What this task involves →
Using the entries that follow, please report how many lines contain the word "inlärningsförmåga", with no other words.

-------- Dataset content --------

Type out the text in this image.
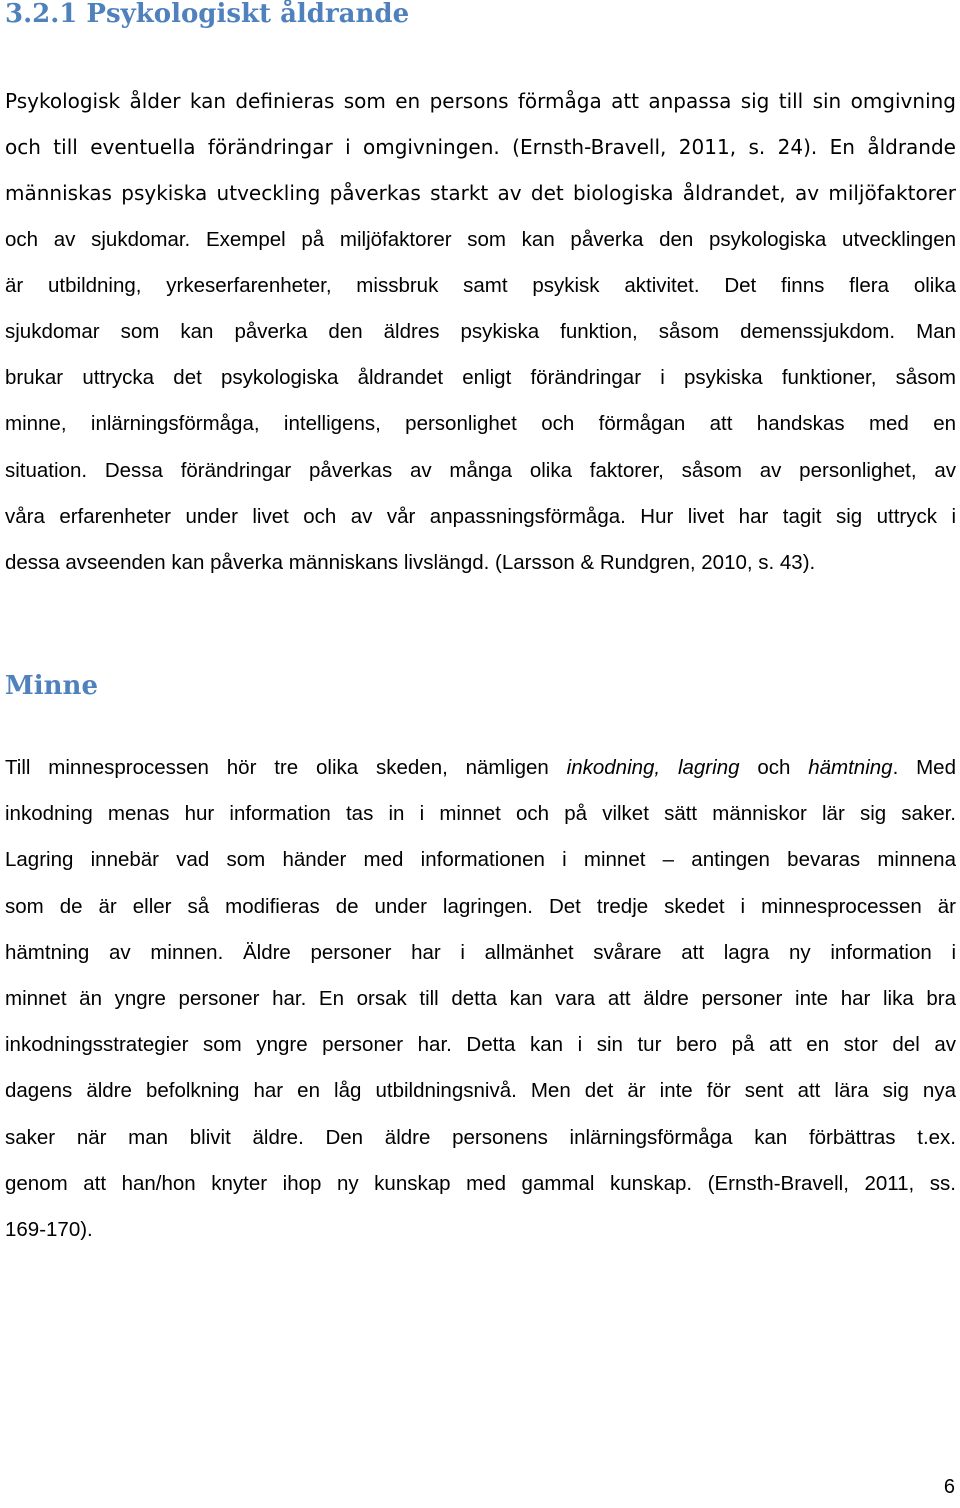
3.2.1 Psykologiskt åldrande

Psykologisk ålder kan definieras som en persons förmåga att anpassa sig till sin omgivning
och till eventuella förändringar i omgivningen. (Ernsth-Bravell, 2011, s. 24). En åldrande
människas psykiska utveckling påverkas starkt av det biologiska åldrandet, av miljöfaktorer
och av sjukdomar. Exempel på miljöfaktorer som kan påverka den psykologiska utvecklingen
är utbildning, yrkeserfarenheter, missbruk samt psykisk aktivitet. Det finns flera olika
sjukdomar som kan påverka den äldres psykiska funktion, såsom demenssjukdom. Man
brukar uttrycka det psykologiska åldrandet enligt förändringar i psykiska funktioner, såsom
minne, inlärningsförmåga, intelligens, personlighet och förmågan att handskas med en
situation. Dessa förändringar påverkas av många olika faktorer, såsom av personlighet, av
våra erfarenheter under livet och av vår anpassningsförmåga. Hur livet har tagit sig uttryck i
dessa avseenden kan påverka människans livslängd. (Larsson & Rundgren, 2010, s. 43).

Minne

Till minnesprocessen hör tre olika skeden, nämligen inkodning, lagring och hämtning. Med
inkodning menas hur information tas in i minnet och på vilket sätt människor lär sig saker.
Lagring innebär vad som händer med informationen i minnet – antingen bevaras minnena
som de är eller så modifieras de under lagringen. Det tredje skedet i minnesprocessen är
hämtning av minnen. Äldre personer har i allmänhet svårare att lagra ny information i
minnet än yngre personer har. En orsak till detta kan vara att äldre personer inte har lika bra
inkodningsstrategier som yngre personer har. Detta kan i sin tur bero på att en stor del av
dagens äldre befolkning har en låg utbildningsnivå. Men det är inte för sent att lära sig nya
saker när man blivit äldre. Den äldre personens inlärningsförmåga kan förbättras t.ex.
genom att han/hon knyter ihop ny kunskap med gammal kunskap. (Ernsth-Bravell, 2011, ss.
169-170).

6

--------
-------- Dataset content --------

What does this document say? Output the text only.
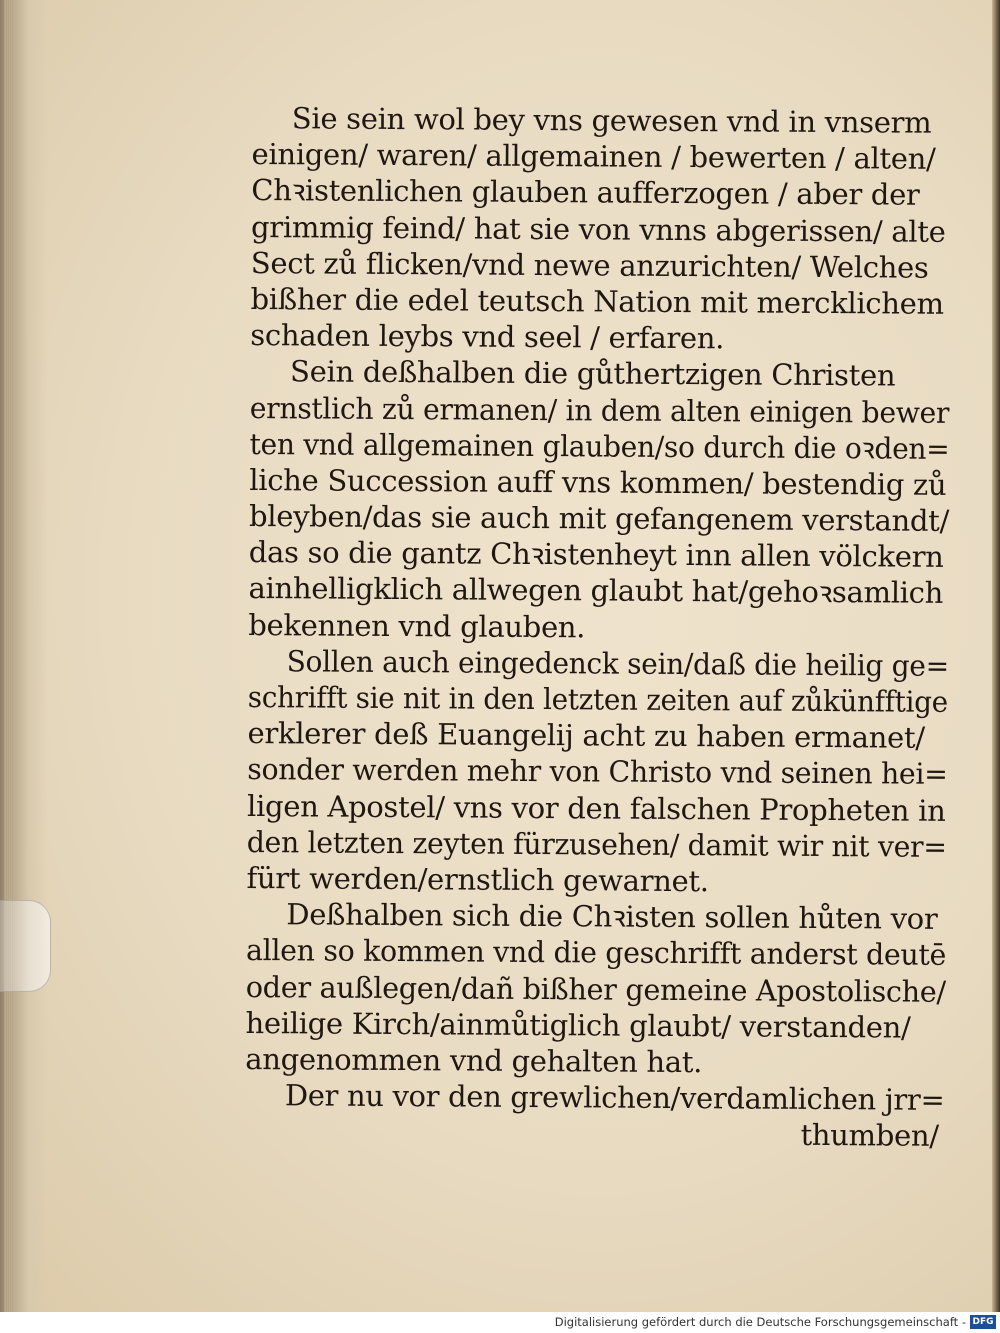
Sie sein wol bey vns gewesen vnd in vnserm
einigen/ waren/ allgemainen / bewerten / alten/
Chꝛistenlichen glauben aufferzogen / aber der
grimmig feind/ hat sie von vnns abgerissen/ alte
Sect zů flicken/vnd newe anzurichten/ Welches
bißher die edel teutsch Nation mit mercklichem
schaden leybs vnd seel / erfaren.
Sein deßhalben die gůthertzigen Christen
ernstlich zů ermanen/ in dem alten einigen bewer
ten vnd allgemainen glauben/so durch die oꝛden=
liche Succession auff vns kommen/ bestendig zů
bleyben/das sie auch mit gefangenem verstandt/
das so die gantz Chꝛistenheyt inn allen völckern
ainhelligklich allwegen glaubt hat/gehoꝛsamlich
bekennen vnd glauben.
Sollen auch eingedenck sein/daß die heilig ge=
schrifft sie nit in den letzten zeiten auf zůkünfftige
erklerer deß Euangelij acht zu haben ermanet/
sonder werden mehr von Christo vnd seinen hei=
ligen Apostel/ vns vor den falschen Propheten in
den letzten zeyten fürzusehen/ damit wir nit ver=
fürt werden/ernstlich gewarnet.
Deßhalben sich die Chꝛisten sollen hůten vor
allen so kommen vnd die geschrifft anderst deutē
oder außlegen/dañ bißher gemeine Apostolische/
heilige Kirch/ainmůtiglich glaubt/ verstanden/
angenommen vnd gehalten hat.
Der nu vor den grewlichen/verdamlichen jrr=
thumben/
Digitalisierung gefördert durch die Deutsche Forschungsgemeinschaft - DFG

--------

Reply to the exercise →
2